-- Dataset items --
>>

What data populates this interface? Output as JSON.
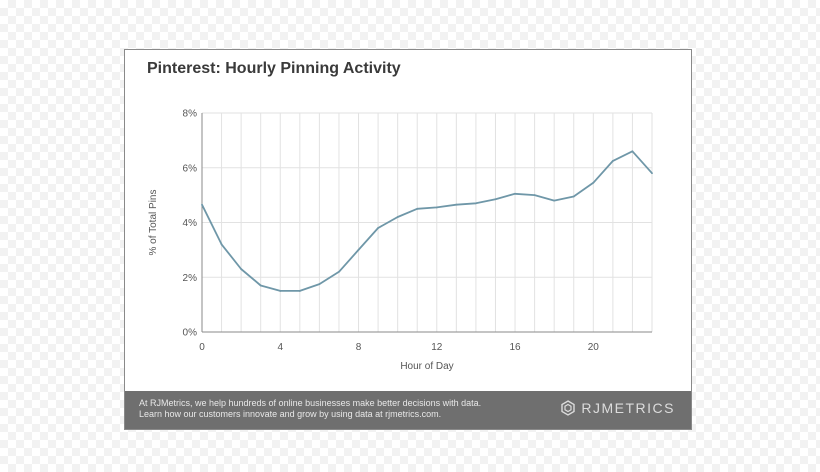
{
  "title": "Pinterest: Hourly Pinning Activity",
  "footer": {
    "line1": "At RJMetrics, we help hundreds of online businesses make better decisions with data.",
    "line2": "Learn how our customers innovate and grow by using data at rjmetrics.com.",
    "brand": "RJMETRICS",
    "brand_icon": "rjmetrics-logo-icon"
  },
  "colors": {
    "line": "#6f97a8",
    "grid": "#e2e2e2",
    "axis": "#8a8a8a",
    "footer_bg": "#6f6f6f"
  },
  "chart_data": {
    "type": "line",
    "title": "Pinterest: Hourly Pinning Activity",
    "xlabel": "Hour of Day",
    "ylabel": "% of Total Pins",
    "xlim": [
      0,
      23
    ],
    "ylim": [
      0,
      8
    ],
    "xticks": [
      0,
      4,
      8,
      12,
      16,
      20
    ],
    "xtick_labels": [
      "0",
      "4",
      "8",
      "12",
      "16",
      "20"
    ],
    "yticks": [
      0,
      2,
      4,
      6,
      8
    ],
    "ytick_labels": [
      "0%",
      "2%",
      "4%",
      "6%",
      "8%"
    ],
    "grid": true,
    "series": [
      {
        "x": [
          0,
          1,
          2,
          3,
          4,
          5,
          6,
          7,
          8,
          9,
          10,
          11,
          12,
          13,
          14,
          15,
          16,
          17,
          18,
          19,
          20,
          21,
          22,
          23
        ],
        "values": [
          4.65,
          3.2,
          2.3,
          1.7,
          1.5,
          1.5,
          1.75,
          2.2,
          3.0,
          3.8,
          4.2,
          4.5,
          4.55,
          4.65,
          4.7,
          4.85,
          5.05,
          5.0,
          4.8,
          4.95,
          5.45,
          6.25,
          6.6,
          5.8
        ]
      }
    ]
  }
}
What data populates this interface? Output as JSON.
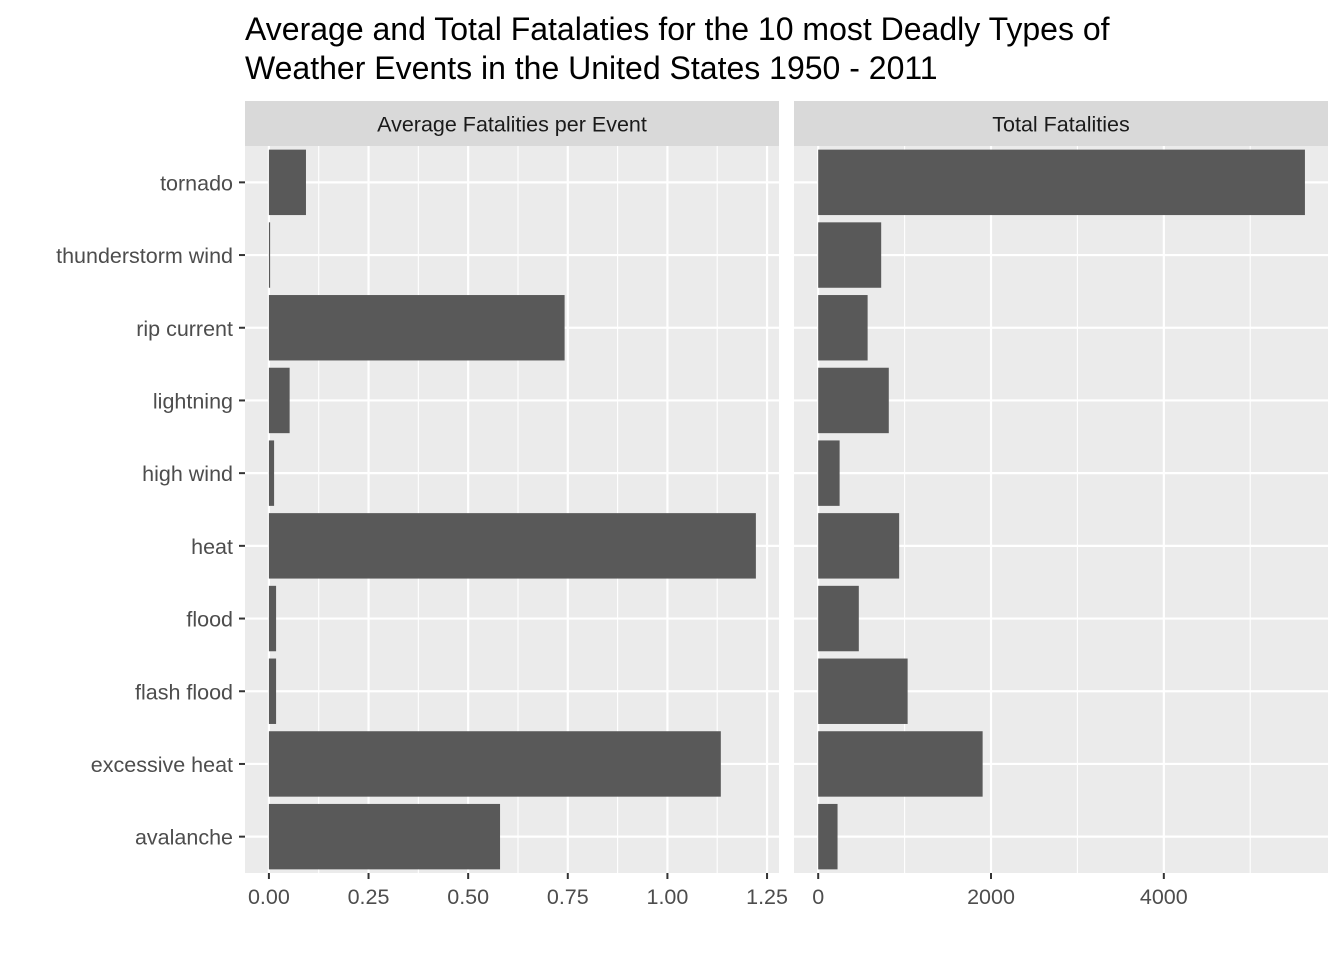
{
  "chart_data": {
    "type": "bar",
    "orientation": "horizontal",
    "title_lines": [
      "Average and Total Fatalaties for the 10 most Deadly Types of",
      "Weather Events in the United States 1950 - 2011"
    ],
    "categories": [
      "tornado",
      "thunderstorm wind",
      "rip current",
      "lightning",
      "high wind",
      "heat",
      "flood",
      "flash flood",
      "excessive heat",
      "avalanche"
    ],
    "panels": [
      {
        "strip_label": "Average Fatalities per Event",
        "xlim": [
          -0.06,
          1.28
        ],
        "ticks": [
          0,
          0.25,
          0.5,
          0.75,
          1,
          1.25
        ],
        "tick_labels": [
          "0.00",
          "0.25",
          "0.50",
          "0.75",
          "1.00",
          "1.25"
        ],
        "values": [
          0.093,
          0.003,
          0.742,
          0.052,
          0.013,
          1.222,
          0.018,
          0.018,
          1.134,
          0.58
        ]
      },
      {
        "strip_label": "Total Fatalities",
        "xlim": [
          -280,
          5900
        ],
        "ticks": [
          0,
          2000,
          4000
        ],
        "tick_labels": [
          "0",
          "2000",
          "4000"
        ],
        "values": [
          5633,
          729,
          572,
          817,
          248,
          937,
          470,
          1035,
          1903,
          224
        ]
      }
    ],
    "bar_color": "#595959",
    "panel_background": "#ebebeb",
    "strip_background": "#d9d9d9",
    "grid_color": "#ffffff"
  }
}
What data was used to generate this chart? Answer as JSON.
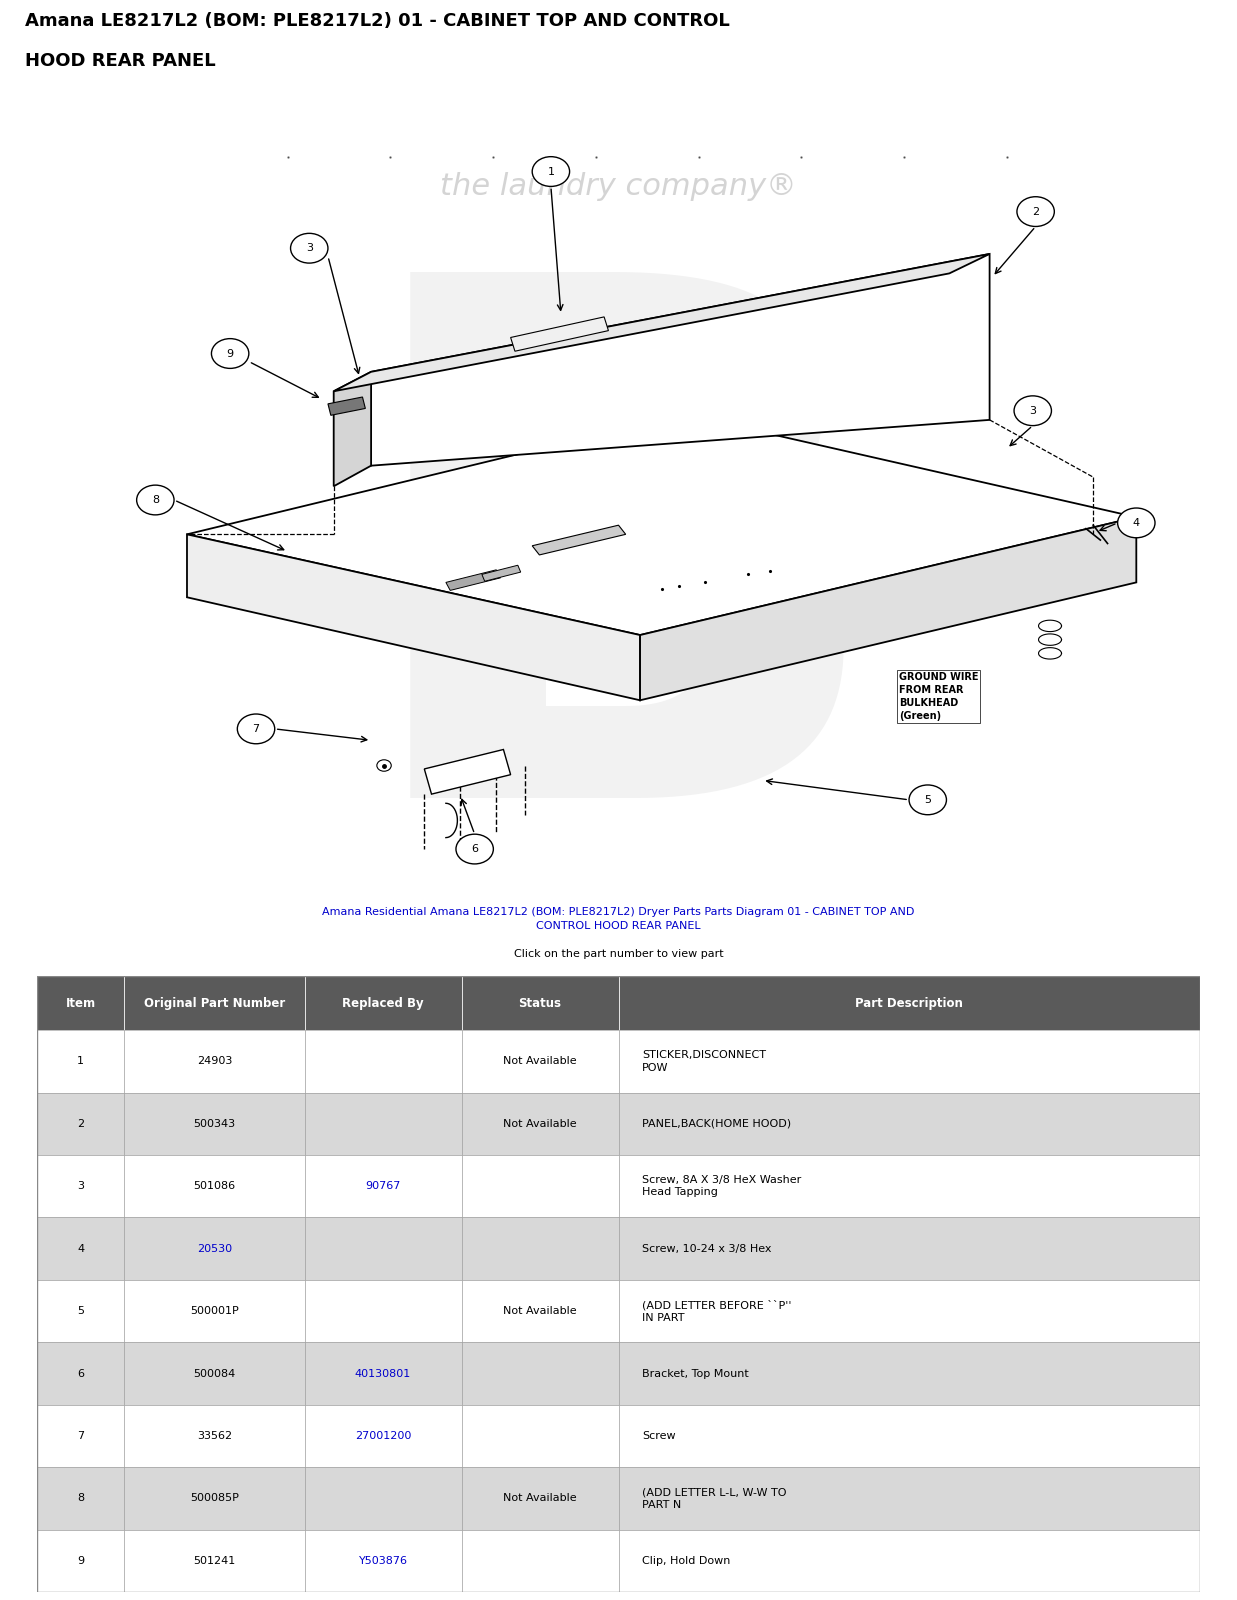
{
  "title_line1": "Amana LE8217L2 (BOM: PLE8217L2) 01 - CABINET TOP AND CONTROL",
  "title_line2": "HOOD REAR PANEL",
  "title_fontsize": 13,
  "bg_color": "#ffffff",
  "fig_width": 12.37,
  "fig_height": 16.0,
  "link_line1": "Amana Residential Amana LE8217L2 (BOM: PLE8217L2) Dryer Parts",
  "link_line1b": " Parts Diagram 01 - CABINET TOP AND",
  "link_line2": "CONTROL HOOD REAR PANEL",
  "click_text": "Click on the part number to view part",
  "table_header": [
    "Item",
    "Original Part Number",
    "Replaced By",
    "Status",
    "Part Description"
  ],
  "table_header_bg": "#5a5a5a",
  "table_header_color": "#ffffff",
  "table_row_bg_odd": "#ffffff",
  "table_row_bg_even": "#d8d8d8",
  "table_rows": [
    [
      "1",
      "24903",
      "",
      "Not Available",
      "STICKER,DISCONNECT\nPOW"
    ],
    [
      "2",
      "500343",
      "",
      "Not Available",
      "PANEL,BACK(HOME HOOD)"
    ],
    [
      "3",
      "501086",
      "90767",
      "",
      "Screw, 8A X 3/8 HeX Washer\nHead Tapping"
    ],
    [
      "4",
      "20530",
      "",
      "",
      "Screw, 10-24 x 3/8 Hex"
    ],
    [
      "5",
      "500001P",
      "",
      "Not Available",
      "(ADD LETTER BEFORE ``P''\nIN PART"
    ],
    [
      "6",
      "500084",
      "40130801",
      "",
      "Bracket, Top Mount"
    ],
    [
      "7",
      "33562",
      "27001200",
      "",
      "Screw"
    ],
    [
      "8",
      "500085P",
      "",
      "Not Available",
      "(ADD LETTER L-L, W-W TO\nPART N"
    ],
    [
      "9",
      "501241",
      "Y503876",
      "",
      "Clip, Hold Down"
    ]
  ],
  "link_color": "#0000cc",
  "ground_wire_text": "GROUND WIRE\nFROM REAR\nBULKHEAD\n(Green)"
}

<<

-- Exercise objective --
Which lines in the listing above hold the word "Hourly"? Show each of them.

-- Exercise solution --
  "title": "Pinterest: Hourly Pinning Activity",
    "title": "Pinterest: Hourly Pinning Activity",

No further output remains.